-- Start Records supplied --

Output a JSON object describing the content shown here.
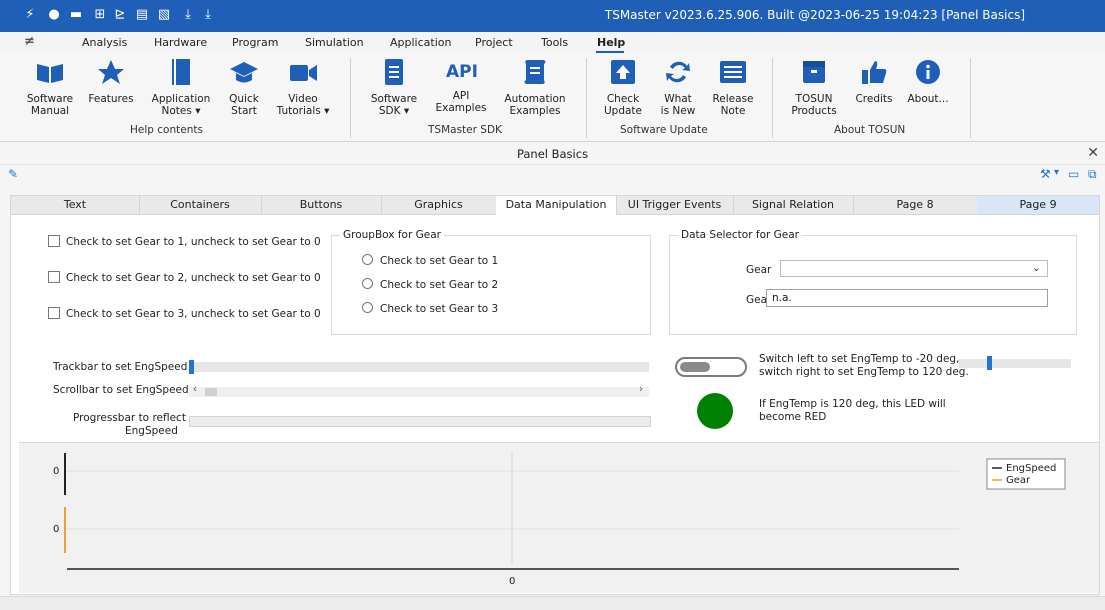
{
  "window": {
    "title": "TSMaster v2023.6.25.906. Built @2023-06-25 19:04:23 [Panel Basics]"
  },
  "menu": [
    "Analysis",
    "Hardware",
    "Program",
    "Simulation",
    "Application",
    "Project",
    "Tools",
    "Help"
  ],
  "ribbon": {
    "buttons": [
      {
        "label1": "Software",
        "label2": "Manual",
        "icon": "book-icon"
      },
      {
        "label1": "Features",
        "label2": "",
        "icon": "star-icon"
      },
      {
        "label1": "Application",
        "label2": "Notes ▾",
        "icon": "notebook-icon"
      },
      {
        "label1": "Quick",
        "label2": "Start",
        "icon": "graduation-cap-icon"
      },
      {
        "label1": "Video",
        "label2": "Tutorials ▾",
        "icon": "video-camera-icon"
      },
      {
        "label1": "Software",
        "label2": "SDK ▾",
        "icon": "document-icon"
      },
      {
        "label1": "API",
        "label2": "Examples",
        "icon": "api-icon"
      },
      {
        "label1": "Automation",
        "label2": "Examples",
        "icon": "script-icon"
      },
      {
        "label1": "Check",
        "label2": "Update",
        "icon": "upload-icon"
      },
      {
        "label1": "What",
        "label2": "is New",
        "icon": "sync-icon"
      },
      {
        "label1": "Release",
        "label2": "Note",
        "icon": "notes-icon"
      },
      {
        "label1": "TOSUN",
        "label2": "Products",
        "icon": "box-icon"
      },
      {
        "label1": "Credits",
        "label2": "",
        "icon": "thumbs-up-icon"
      },
      {
        "label1": "About...",
        "label2": "",
        "icon": "info-icon"
      }
    ],
    "groups": [
      "Help contents",
      "TSMaster SDK",
      "Software Update",
      "About TOSUN"
    ]
  },
  "panel": {
    "title": "Panel Basics"
  },
  "tabs": [
    "Text",
    "Containers",
    "Buttons",
    "Graphics",
    "Data Manipulation",
    "UI Trigger Events",
    "Signal Relation",
    "Page 8",
    "Page 9"
  ],
  "checkboxes": [
    "Check to set Gear to 1, uncheck to set Gear to 0",
    "Check to set Gear to 2, uncheck to set Gear to 0",
    "Check to set Gear to 3, uncheck to set Gear to 0"
  ],
  "groupbox_gear": {
    "title": "GroupBox for Gear",
    "options": [
      "Check to set Gear to 1",
      "Check to set Gear to 2",
      "Check to set Gear to 3"
    ]
  },
  "data_selector": {
    "title": "Data Selector for Gear",
    "label1": "Gear",
    "label2": "Gear",
    "value2": "n.a."
  },
  "controls": {
    "trackbar_label": "Trackbar to set EngSpeed",
    "scrollbar_label": "Scrollbar to set EngSpeed",
    "progress_label1": "Progressbar to reflect",
    "progress_label2": "EngSpeed",
    "switch_text1": "Switch left to set EngTemp to -20 deg,",
    "switch_text2": "switch right to set EngTemp to 120 deg.",
    "led_text1": "If EngTemp is 120 deg, this LED will",
    "led_text2": "become RED",
    "led_color": "#008000",
    "accent": "#1f74d4"
  },
  "chart_data": {
    "type": "line",
    "series": [
      {
        "name": "EngSpeed",
        "color": "#222222",
        "values": [
          0
        ]
      },
      {
        "name": "Gear",
        "color": "#f0a030",
        "values": [
          0
        ]
      }
    ],
    "x": [
      0
    ],
    "upper_ytick": "0",
    "lower_ytick": "0",
    "xtick": "0",
    "legend": "top-right"
  }
}
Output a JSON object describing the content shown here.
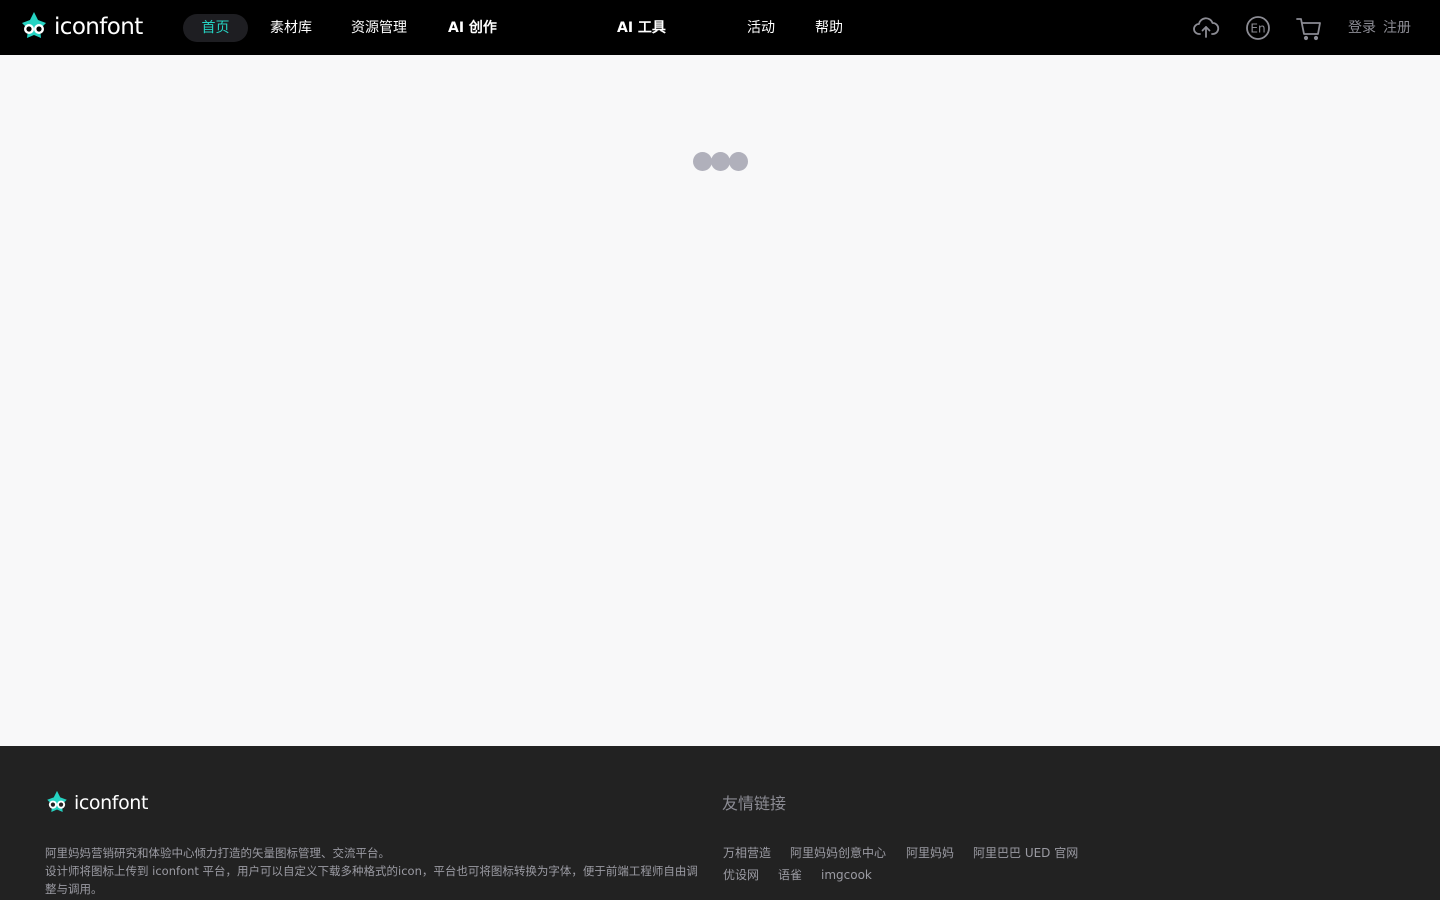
{
  "header": {
    "logo_text": "iconfont",
    "nav": [
      {
        "label": "首页"
      },
      {
        "label": "素材库"
      },
      {
        "label": "资源管理"
      },
      {
        "label": "AI 创作"
      },
      {
        "label": "AI 工具"
      },
      {
        "label": "活动"
      },
      {
        "label": "帮助"
      }
    ],
    "icons": {
      "upload": "cloud-upload-icon",
      "language": "language-en-icon",
      "cart": "cart-icon"
    },
    "language_label": "En",
    "login_label": "登录",
    "register_label": "注册",
    "accent_color": "#25d3c2"
  },
  "main": {
    "loading_indicator": "loading-dots-icon"
  },
  "footer": {
    "logo_text": "iconfont",
    "description": [
      "阿里妈妈营销研究和体验中心倾力打造的矢量图标管理、交流平台。",
      "设计师将图标上传到 iconfont 平台，用户可以自定义下载多种格式的icon，平台也可将图标转换为字体，便于前端工程师自由调整与调用。"
    ],
    "links_title": "友情链接",
    "links": [
      {
        "label": "万相营造"
      },
      {
        "label": "阿里妈妈创意中心"
      },
      {
        "label": "阿里妈妈"
      },
      {
        "label": "阿里巴巴 UED 官网"
      },
      {
        "label": "优设网"
      },
      {
        "label": "语雀"
      },
      {
        "label": "imgcook"
      }
    ]
  }
}
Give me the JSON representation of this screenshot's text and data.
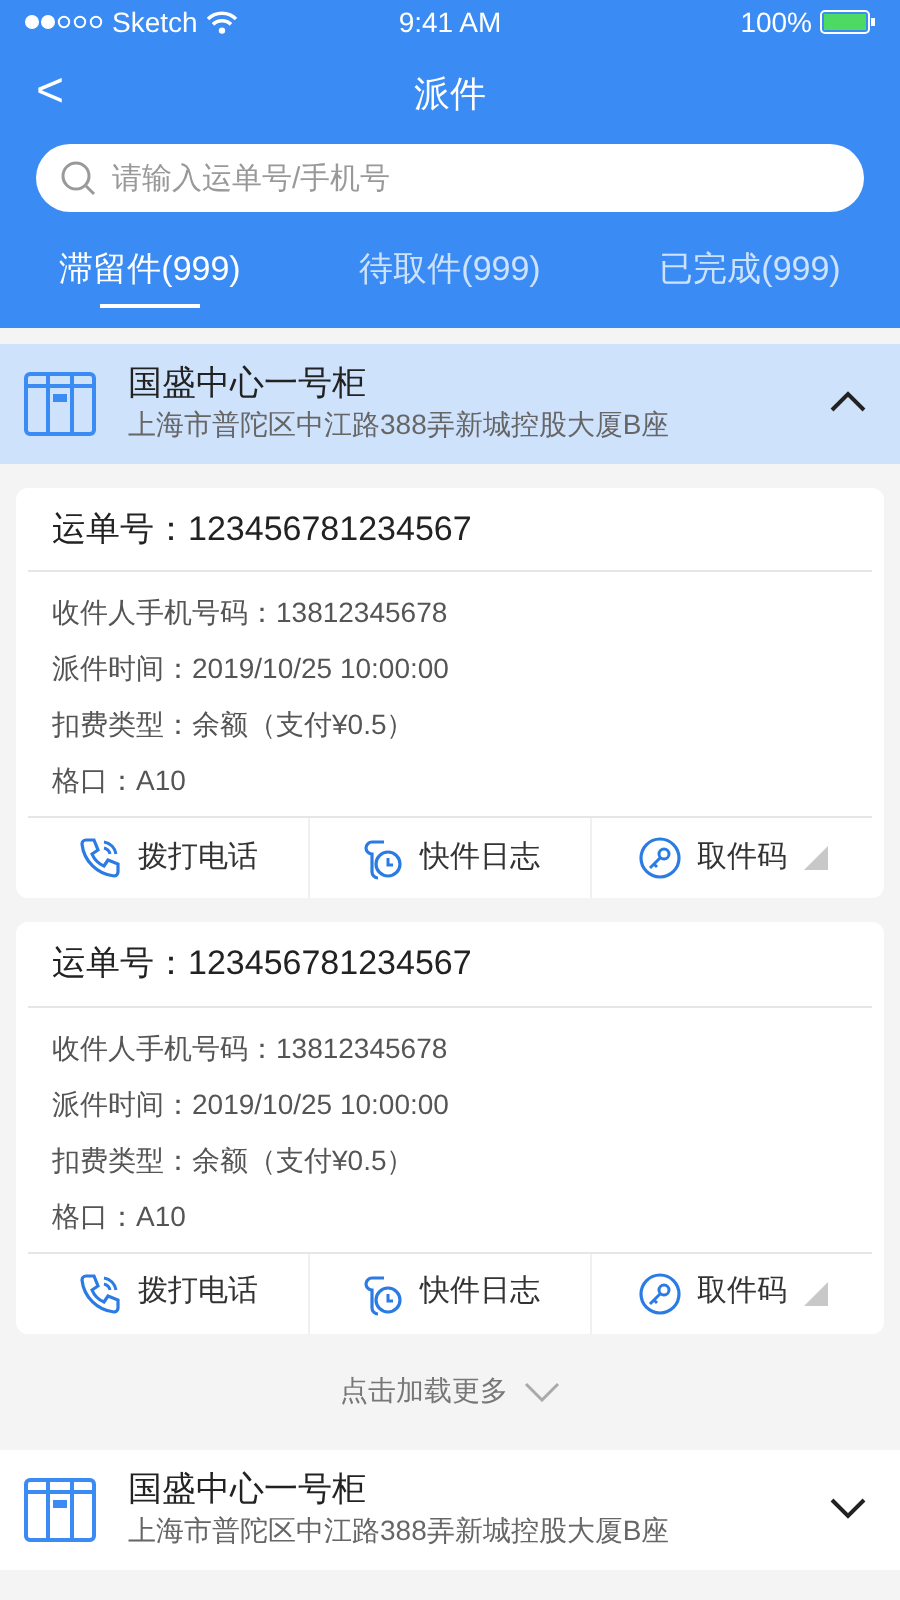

-- End Records supplied --

→ Written task
Omit every picture while copying the listing above exactly.

→ Final result
Output a JSON object describing the content shown here.
{
  "window": {
    "title": "TSMaster v2023.6.25.906. Built @2023-06-25 19:04:23 [Panel Basics]"
  },
  "menu": [
    "Analysis",
    "Hardware",
    "Program",
    "Simulation",
    "Application",
    "Project",
    "Tools",
    "Help"
  ],
  "ribbon": {
    "buttons": [
      {
        "label1": "Software",
        "label2": "Manual",
        "icon": "book-icon"
      },
      {
        "label1": "Features",
        "label2": "",
        "icon": "star-icon"
      },
      {
        "label1": "Application",
        "label2": "Notes ▾",
        "icon": "notebook-icon"
      },
      {
        "label1": "Quick",
        "label2": "Start",
        "icon": "graduation-cap-icon"
      },
      {
        "label1": "Video",
        "label2": "Tutorials ▾",
        "icon": "video-camera-icon"
      },
      {
        "label1": "Software",
        "label2": "SDK ▾",
        "icon": "document-icon"
      },
      {
        "label1": "API",
        "label2": "Examples",
        "icon": "api-icon"
      },
      {
        "label1": "Automation",
        "label2": "Examples",
        "icon": "script-icon"
      },
      {
        "label1": "Check",
        "label2": "Update",
        "icon": "upload-icon"
      },
      {
        "label1": "What",
        "label2": "is New",
        "icon": "sync-icon"
      },
      {
        "label1": "Release",
        "label2": "Note",
        "icon": "notes-icon"
      },
      {
        "label1": "TOSUN",
        "label2": "Products",
        "icon": "box-icon"
      },
      {
        "label1": "Credits",
        "label2": "",
        "icon": "thumbs-up-icon"
      },
      {
        "label1": "About...",
        "label2": "",
        "icon": "info-icon"
      }
    ],
    "groups": [
      "Help contents",
      "TSMaster SDK",
      "Software Update",
      "About TOSUN"
    ]
  },
  "panel": {
    "title": "Panel Basics"
  },
  "tabs": [
    "Text",
    "Containers",
    "Buttons",
    "Graphics",
    "Data Manipulation",
    "UI Trigger Events",
    "Signal Relation",
    "Page 8",
    "Page 9"
  ],
  "checkboxes": [
    "Check to set Gear to 1, uncheck to set Gear to 0",
    "Check to set Gear to 2, uncheck to set Gear to 0",
    "Check to set Gear to 3, uncheck to set Gear to 0"
  ],
  "groupbox_gear": {
    "title": "GroupBox for Gear",
    "options": [
      "Check to set Gear to 1",
      "Check to set Gear to 2",
      "Check to set Gear to 3"
    ]
  },
  "data_selector": {
    "title": "Data Selector for Gear",
    "label1": "Gear",
    "label2": "Gear",
    "value2": "n.a."
  },
  "controls": {
    "trackbar_label": "Trackbar to set EngSpeed",
    "scrollbar_label": "Scrollbar to set EngSpeed",
    "progress_label1": "Progressbar to reflect",
    "progress_label2": "EngSpeed",
    "switch_text1": "Switch left to set EngTemp to -20 deg,",
    "switch_text2": "switch right to set EngTemp to 120 deg.",
    "led_text1": "If EngTemp is 120 deg, this LED will",
    "led_text2": "become RED",
    "led_color": "#008000",
    "accent": "#1f74d4"
  },
  "chart_data": {
    "type": "line",
    "series": [
      {
        "name": "EngSpeed",
        "color": "#222222",
        "values": [
          0
        ]
      },
      {
        "name": "Gear",
        "color": "#f0a030",
        "values": [
          0
        ]
      }
    ],
    "x": [
      0
    ],
    "upper_ytick": "0",
    "lower_ytick": "0",
    "xtick": "0",
    "legend": "top-right"
  }
}
Output a JSON object describing the content shown here.
{
  "header": {
    "logo_text": "iconfont",
    "nav": [
      {
        "label": "首页"
      },
      {
        "label": "素材库"
      },
      {
        "label": "资源管理"
      },
      {
        "label": "AI 创作"
      },
      {
        "label": "AI 工具"
      },
      {
        "label": "活动"
      },
      {
        "label": "帮助"
      }
    ],
    "icons": {
      "upload": "cloud-upload-icon",
      "language": "language-en-icon",
      "cart": "cart-icon"
    },
    "language_label": "En",
    "login_label": "登录",
    "register_label": "注册",
    "accent_color": "#25d3c2"
  },
  "main": {
    "loading_indicator": "loading-dots-icon"
  },
  "footer": {
    "logo_text": "iconfont",
    "description": [
      "阿里妈妈营销研究和体验中心倾力打造的矢量图标管理、交流平台。",
      "设计师将图标上传到 iconfont 平台，用户可以自定义下载多种格式的icon，平台也可将图标转换为字体，便于前端工程师自由调整与调用。"
    ],
    "links_title": "友情链接",
    "links": [
      {
        "label": "万相营造"
      },
      {
        "label": "阿里妈妈创意中心"
      },
      {
        "label": "阿里妈妈"
      },
      {
        "label": "阿里巴巴 UED 官网"
      },
      {
        "label": "优设网"
      },
      {
        "label": "语雀"
      },
      {
        "label": "imgcook"
      }
    ]
  }
}
Give me the JSON representation of this screenshot's text and data.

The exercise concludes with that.